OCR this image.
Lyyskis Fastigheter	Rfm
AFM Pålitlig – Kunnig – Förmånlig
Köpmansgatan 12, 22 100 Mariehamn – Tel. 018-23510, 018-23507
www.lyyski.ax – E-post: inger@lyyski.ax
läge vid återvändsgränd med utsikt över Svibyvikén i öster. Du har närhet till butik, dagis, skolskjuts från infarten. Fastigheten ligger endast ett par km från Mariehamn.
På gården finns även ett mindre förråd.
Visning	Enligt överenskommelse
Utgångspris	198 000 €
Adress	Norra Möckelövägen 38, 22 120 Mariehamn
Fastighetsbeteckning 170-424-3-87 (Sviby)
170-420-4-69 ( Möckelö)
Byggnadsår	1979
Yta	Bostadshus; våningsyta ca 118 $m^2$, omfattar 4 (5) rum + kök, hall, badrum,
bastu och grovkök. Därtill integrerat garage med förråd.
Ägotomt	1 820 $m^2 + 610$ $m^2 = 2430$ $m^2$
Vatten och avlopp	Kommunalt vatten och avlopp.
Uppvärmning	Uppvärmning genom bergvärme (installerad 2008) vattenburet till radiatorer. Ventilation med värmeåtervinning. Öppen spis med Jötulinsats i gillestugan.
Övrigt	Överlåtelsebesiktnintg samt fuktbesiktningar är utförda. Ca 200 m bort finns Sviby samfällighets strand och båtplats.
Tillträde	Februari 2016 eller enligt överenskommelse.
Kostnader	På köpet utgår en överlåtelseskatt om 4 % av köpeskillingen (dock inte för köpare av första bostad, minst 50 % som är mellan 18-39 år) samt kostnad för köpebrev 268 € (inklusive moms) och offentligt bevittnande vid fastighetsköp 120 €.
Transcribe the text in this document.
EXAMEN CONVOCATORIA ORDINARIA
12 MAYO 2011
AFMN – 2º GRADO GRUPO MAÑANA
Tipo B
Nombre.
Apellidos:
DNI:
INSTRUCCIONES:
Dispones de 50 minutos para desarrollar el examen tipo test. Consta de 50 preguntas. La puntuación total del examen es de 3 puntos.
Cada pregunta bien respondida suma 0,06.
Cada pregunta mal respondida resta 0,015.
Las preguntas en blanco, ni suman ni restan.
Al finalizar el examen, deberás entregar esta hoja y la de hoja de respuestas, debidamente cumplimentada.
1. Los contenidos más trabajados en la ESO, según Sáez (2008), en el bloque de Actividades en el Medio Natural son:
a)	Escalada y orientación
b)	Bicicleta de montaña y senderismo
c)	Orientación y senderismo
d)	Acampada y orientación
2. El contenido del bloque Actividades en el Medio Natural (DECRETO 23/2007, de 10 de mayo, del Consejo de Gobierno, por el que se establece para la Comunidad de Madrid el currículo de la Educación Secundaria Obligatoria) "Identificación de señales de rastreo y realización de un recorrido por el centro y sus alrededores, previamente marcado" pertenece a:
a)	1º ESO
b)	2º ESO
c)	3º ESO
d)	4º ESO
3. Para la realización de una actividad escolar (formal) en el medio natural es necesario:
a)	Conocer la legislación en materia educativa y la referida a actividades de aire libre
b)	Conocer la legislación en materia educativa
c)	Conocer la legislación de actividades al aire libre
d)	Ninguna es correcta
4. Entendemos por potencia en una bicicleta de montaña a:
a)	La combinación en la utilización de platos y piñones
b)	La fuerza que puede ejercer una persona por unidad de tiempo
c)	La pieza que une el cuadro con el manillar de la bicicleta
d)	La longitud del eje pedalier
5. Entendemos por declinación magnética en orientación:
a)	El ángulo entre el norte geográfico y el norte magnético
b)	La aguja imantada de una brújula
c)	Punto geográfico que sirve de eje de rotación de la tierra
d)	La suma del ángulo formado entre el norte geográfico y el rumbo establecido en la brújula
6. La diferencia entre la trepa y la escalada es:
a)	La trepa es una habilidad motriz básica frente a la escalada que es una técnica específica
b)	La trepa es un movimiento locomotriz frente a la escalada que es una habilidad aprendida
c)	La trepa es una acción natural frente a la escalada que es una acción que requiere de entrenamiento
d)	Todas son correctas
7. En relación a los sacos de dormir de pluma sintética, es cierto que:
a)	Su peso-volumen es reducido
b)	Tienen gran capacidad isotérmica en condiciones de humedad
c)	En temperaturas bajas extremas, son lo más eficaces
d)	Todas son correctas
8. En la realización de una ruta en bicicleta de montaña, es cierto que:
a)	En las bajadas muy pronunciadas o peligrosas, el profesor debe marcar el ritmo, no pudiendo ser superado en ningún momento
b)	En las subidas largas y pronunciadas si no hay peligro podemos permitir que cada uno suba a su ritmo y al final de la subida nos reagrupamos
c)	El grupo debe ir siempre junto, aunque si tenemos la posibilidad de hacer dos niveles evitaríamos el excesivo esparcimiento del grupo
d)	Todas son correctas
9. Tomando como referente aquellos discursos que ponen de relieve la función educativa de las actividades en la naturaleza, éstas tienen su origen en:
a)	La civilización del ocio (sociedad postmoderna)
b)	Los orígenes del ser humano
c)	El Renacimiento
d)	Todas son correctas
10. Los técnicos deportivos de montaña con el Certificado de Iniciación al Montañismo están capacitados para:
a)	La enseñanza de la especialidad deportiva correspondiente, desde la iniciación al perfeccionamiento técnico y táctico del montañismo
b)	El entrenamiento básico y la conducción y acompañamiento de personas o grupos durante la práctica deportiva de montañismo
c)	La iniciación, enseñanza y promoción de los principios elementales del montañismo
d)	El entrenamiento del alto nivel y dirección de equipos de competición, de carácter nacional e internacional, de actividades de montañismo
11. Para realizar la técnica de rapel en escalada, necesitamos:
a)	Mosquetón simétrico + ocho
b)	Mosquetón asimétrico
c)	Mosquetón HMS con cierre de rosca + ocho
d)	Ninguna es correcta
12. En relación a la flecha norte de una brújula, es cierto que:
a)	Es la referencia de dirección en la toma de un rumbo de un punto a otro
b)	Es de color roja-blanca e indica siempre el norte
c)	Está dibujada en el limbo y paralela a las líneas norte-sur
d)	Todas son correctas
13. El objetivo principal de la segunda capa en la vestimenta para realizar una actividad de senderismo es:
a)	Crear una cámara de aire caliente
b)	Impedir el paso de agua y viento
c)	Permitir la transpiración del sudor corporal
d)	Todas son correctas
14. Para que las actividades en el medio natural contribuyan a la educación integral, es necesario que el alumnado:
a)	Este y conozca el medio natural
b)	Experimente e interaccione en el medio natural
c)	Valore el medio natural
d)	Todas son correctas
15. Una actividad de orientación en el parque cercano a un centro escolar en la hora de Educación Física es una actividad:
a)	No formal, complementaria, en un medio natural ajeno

════════════════════

**Exercise:**
Which lines of the records above contain the word "escolar"? Report each one in full.

**Exercise solution:**
3. Para la realización de una actividad escolar (formal) en el medio natural es necesario:
15. Una actividad de orientación en el parque cercano a un centro escolar en la hora de Educación Física es una actividad:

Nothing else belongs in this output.